* [Given request]: Every record here should be printed again exactly.
╭─ Dataset records
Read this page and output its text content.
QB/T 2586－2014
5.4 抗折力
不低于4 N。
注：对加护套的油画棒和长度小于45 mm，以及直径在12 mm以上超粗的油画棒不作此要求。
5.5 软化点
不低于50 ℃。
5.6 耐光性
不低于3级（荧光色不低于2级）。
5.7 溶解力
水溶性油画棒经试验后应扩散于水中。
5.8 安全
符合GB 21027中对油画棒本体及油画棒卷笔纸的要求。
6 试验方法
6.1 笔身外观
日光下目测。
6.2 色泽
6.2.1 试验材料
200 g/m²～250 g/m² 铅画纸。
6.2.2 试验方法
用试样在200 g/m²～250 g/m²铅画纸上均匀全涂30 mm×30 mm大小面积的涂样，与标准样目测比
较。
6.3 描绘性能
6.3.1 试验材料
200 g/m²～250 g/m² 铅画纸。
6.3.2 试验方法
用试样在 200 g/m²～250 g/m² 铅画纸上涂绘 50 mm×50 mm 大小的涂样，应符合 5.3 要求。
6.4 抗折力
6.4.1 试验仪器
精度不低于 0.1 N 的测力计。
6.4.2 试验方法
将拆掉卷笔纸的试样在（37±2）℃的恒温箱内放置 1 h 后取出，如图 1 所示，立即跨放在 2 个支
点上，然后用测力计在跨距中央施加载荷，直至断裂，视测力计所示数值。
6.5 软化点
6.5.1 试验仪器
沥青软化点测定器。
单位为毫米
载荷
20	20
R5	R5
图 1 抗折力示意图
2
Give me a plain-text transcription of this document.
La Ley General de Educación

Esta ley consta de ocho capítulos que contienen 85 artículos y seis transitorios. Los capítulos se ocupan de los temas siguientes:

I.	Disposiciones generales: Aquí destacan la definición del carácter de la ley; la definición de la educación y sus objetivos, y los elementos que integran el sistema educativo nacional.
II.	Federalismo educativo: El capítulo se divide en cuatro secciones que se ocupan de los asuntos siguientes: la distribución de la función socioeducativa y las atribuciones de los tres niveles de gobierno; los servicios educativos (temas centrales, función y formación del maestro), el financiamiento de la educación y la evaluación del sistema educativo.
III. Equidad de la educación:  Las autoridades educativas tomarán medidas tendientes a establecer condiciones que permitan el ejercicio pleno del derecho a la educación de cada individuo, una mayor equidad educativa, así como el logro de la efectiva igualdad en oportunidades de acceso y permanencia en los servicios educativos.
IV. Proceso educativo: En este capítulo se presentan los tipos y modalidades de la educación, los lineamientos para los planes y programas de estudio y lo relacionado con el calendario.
╰─
* [Answer to the task]:
Read this page and output its text content.
QB/T 2586－2014
5.4 抗折力
不低于4 N。
注：对加护套的油画棒和长度小于45 mm，以及直径在12 mm以上超粗的油画棒不作此要求。
5.5 软化点
不低于50 ℃。
5.6 耐光性
不低于3级（荧光色不低于2级）。
5.7 溶解力
水溶性油画棒经试验后应扩散于水中。
5.8 安全
符合GB 21027中对油画棒本体及油画棒卷笔纸的要求。
6 试验方法
6.1 笔身外观
日光下目测。
6.2 色泽
6.2.1 试验材料
200 g/m²～250 g/m² 铅画纸。
6.2.2 试验方法
用试样在200 g/m²～250 g/m²铅画纸上均匀全涂30 mm×30 mm大小面积的涂样，与标准样目测比
较。
6.3 描绘性能
6.3.1 试验材料
200 g/m²～250 g/m² 铅画纸。
6.3.2 试验方法
用试样在 200 g/m²～250 g/m² 铅画纸上涂绘 50 mm×50 mm 大小的涂样，应符合 5.3 要求。
6.4 抗折力
6.4.1 试验仪器
精度不低于 0.1 N 的测力计。
6.4.2 试验方法
将拆掉卷笔纸的试样在（37±2）℃的恒温箱内放置 1 h 后取出，如图 1 所示，立即跨放在 2 个支
点上，然后用测力计在跨距中央施加载荷，直至断裂，视测力计所示数值。
6.5 软化点
6.5.1 试验仪器
沥青软化点测定器。
单位为毫米
载荷
20	20
R5	R5
图 1 抗折力示意图
2
Give me a plain-text transcription of this document.
La Ley General de Educación

Esta ley consta de ocho capítulos que contienen 85 artículos y seis transitorios. Los capítulos se ocupan de los temas siguientes:

I.	Disposiciones generales: Aquí destacan la definición del carácter de la ley; la definición de la educación y sus objetivos, y los elementos que integran el sistema educativo nacional.
II.	Federalismo educativo: El capítulo se divide en cuatro secciones que se ocupan de los asuntos siguientes: la distribución de la función socioeducativa y las atribuciones de los tres niveles de gobierno; los servicios educativos (temas centrales, función y formación del maestro), el financiamiento de la educación y la evaluación del sistema educativo.
III. Equidad de la educación:  Las autoridades educativas tomarán medidas tendientes a establecer condiciones que permitan el ejercicio pleno del derecho a la educación de cada individuo, una mayor equidad educativa, así como el logro de la efectiva igualdad en oportunidades de acceso y permanencia en los servicios educativos.
IV. Proceso educativo: En este capítulo se presentan los tipos y modalidades de la educación, los lineamientos para los planes y programas de estudio y lo relacionado con el calendario.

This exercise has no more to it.